Collected data:
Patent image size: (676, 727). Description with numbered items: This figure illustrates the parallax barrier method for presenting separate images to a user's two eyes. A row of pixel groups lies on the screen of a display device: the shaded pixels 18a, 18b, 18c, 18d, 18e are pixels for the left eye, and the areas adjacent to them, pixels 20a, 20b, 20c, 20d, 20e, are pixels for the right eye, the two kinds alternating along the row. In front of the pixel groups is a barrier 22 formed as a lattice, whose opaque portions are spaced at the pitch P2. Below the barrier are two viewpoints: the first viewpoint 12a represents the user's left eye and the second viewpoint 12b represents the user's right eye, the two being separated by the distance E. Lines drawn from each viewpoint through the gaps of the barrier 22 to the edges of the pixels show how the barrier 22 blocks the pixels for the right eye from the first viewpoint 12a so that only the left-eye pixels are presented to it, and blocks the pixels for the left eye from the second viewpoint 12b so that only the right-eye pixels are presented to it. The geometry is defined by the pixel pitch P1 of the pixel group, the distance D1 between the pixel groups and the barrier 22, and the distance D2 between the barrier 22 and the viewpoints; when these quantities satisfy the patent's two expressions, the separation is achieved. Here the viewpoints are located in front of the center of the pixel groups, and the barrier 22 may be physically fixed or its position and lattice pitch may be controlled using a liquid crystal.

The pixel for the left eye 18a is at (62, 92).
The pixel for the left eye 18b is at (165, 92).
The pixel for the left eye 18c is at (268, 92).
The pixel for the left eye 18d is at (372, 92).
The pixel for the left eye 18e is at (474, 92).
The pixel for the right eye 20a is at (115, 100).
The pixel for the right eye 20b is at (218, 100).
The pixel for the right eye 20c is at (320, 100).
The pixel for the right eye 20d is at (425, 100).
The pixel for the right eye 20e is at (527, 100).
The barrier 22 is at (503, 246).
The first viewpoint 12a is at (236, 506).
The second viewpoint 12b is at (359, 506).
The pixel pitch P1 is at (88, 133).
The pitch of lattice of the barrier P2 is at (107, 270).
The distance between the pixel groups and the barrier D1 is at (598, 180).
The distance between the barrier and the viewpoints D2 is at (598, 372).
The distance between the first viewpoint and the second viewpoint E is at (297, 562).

Exercise objective:
Copy the lines from every entry above word for word, without changing anything.

Solution to this task:
Patent image size: (676, 727). Description with numbered items: This figure illustrates the parallax barrier method for presenting separate images to a user's two eyes. A row of pixel groups lies on the screen of a display device: the shaded pixels 18a, 18b, 18c, 18d, 18e are pixels for the left eye, and the areas adjacent to them, pixels 20a, 20b, 20c, 20d, 20e, are pixels for the right eye, the two kinds alternating along the row. In front of the pixel groups is a barrier 22 formed as a lattice, whose opaque portions are spaced at the pitch P2. Below the barrier are two viewpoints: the first viewpoint 12a represents the user's left eye and the second viewpoint 12b represents the user's right eye, the two being separated by the distance E. Lines drawn from each viewpoint through the gaps of the barrier 22 to the edges of the pixels show how the barrier 22 blocks the pixels for the right eye from the first viewpoint 12a so that only the left-eye pixels are presented to it, and blocks the pixels for the left eye from the second viewpoint 12b so that only the right-eye pixels are presented to it. The geometry is defined by the pixel pitch P1 of the pixel group, the distance D1 between the pixel groups and the barrier 22, and the distance D2 between the barrier 22 and the viewpoints; when these quantities satisfy the patent's two expressions, the separation is achieved. Here the viewpoints are located in front of the center of the pixel groups, and the barrier 22 may be physically fixed or its position and lattice pitch may be controlled using a liquid crystal.

The pixel for the left eye 18a is at (62, 92).
The pixel for the left eye 18b is at (165, 92).
The pixel for the left eye 18c is at (268, 92).
The pixel for the left eye 18d is at (372, 92).
The pixel for the left eye 18e is at (474, 92).
The pixel for the right eye 20a is at (115, 100).
The pixel for the right eye 20b is at (218, 100).
The pixel for the right eye 20c is at (320, 100).
The pixel for the right eye 20d is at (425, 100).
The pixel for the right eye 20e is at (527, 100).
The barrier 22 is at (503, 246).
The first viewpoint 12a is at (236, 506).
The second viewpoint 12b is at (359, 506).
The pixel pitch P1 is at (88, 133).
The pitch of lattice of the barrier P2 is at (107, 270).
The distance between the pixel groups and the barrier D1 is at (598, 180).
The distance between the barrier and the viewpoints D2 is at (598, 372).
The distance between the first viewpoint and the second viewpoint E is at (297, 562).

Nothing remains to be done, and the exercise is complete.